TASK BRIEF :: Find how many lines in the material hold the word "местного", then state that number and nothing more.

Data records

○ ○ ○ ○ ○

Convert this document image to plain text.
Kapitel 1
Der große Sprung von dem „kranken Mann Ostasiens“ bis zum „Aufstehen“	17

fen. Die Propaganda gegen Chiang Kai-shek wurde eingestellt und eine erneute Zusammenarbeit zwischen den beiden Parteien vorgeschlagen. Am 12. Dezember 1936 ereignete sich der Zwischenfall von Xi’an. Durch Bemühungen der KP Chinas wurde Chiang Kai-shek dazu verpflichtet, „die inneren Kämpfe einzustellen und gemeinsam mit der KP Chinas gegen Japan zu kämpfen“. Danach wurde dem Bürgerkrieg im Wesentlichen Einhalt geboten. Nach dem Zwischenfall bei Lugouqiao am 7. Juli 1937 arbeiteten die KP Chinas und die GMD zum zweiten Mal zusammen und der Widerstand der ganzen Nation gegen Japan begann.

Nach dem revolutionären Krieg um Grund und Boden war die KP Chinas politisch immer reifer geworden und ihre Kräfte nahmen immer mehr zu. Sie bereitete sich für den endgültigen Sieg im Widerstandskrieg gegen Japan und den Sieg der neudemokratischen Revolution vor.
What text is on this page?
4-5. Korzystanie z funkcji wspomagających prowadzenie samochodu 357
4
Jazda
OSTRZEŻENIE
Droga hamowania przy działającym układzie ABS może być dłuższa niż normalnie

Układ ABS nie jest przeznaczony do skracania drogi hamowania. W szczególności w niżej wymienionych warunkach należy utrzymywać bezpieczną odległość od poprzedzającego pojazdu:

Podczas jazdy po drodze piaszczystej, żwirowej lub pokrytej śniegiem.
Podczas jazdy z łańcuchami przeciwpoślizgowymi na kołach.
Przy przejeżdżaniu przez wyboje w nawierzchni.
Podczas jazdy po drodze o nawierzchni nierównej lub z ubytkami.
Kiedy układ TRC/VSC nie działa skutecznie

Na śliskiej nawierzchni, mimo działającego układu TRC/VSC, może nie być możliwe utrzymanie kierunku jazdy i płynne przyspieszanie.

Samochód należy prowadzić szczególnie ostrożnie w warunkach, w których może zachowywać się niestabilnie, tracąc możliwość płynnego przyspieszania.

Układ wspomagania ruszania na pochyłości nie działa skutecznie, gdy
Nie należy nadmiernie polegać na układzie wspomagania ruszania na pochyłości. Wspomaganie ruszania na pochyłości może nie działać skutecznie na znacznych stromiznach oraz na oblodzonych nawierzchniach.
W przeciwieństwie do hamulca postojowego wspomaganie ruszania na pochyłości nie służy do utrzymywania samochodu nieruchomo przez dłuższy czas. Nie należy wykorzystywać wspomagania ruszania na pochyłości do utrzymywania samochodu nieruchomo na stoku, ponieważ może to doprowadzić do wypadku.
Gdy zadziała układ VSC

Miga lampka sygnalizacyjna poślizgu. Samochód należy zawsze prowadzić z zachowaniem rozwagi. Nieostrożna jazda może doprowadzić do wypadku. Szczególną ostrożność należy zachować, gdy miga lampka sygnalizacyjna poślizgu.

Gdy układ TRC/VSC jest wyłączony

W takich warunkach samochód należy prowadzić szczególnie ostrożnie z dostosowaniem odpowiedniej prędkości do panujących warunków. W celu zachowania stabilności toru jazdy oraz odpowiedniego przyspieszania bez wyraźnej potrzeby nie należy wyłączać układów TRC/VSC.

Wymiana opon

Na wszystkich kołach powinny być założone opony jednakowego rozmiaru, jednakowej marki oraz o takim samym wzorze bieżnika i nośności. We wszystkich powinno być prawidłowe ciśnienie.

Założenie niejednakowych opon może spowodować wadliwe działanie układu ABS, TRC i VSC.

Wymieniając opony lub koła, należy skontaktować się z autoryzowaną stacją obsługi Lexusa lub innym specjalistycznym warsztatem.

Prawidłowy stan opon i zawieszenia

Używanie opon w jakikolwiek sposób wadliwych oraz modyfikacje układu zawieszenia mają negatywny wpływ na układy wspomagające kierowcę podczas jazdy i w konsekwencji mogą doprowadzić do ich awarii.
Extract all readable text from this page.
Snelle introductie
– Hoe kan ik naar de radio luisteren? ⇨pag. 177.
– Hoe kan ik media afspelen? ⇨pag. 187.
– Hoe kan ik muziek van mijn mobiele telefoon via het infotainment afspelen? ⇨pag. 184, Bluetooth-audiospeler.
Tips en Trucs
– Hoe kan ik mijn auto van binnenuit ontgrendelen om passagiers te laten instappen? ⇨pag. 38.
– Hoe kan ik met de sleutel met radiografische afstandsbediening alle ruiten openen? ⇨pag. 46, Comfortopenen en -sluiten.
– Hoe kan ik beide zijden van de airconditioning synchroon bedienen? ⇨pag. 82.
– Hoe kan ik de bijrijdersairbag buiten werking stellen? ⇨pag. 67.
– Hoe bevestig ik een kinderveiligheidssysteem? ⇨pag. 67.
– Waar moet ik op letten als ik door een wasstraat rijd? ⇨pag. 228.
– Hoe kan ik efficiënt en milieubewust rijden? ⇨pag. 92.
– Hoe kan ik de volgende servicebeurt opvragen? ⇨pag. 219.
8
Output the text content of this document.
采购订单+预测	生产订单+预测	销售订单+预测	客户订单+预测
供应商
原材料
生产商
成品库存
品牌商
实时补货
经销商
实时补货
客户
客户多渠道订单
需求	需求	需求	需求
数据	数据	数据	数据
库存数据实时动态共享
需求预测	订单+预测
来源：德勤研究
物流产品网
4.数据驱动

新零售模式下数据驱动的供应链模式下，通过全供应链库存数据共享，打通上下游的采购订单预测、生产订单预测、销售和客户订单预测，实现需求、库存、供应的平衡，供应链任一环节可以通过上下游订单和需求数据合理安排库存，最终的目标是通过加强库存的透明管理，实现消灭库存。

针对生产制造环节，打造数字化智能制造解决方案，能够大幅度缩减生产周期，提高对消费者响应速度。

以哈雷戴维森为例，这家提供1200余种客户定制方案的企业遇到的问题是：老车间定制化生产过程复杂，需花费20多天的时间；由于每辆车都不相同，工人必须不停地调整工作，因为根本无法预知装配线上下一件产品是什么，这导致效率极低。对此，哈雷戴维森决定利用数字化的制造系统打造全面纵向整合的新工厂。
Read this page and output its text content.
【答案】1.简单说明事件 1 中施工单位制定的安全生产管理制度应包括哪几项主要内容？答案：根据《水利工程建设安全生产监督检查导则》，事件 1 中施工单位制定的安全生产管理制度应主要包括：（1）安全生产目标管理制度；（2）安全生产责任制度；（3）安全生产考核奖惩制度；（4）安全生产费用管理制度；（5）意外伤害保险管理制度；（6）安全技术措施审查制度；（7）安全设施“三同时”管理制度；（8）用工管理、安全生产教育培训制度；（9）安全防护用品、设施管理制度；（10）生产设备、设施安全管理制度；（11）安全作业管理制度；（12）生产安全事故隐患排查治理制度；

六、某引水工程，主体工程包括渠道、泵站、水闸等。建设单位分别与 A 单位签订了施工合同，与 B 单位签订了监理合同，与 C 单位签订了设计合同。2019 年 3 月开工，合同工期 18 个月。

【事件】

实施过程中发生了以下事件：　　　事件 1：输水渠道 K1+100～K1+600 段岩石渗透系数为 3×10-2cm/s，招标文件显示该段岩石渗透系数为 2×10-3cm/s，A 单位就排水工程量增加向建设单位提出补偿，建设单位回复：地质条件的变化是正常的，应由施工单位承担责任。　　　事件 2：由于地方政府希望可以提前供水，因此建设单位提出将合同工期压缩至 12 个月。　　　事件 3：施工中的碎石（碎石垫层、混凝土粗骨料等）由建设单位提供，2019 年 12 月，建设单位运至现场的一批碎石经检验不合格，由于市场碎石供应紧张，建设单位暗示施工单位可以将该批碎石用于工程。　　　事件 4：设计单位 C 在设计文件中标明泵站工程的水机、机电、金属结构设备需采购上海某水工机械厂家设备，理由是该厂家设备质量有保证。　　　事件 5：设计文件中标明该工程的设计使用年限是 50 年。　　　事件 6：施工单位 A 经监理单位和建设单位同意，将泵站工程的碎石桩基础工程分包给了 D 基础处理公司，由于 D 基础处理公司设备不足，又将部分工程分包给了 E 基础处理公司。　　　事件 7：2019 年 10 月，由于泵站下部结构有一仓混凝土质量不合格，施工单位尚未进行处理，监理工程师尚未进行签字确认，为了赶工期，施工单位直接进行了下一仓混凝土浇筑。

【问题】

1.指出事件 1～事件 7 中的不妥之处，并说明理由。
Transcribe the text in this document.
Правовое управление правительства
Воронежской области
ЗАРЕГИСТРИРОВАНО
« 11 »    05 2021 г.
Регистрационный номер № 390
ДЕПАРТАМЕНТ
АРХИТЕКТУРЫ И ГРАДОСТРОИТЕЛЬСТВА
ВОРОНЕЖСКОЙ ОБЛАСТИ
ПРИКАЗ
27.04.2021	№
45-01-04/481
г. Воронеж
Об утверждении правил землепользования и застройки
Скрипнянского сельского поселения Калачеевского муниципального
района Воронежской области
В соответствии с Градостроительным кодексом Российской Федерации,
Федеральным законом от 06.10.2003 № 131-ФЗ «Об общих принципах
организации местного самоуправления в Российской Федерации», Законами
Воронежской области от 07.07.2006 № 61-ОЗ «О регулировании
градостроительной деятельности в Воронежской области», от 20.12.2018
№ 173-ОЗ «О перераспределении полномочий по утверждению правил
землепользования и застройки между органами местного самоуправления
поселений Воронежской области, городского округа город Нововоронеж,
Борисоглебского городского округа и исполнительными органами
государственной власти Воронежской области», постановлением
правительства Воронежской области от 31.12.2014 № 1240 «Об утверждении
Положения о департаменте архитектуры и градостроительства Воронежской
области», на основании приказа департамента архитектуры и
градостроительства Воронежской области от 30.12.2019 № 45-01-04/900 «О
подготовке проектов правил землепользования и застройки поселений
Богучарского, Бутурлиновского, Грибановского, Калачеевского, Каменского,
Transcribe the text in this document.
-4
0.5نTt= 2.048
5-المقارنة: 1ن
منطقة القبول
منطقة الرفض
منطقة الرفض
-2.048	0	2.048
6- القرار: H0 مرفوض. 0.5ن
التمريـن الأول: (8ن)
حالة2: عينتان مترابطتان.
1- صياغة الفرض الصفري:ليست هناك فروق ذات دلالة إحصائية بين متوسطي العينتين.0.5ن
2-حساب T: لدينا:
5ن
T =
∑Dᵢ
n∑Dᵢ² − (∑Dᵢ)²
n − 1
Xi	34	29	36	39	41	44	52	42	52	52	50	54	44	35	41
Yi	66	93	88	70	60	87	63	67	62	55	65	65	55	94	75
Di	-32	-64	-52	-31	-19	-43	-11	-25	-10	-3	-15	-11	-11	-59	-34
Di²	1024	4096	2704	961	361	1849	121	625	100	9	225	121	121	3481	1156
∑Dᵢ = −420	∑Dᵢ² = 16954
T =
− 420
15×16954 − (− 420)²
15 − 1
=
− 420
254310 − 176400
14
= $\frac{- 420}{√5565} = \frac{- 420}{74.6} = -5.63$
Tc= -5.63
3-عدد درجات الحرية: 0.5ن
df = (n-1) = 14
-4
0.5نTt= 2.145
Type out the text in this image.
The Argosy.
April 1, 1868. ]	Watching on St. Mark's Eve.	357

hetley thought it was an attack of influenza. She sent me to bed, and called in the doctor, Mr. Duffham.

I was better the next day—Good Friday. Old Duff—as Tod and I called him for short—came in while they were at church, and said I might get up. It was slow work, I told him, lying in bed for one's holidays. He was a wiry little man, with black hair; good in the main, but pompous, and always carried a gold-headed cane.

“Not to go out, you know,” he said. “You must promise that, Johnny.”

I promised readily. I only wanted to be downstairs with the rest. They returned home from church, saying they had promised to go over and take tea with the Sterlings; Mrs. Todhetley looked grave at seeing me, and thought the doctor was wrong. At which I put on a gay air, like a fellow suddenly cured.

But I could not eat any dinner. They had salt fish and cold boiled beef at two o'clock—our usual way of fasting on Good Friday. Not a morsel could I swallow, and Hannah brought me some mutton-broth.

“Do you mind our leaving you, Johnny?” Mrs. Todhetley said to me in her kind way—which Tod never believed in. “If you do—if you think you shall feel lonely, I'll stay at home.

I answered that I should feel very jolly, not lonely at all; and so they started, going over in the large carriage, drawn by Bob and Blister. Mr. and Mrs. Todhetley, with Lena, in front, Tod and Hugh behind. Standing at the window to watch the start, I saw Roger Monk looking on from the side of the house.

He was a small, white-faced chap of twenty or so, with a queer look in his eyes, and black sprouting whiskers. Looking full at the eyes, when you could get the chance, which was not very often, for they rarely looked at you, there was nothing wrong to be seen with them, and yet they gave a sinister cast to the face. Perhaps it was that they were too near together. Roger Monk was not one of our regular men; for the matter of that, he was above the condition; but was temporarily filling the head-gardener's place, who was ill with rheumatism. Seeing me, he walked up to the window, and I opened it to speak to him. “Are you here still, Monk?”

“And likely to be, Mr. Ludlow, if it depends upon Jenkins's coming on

○ ○ ○ ○ ○

ANSWER FOR THIS EXERCISE :: 2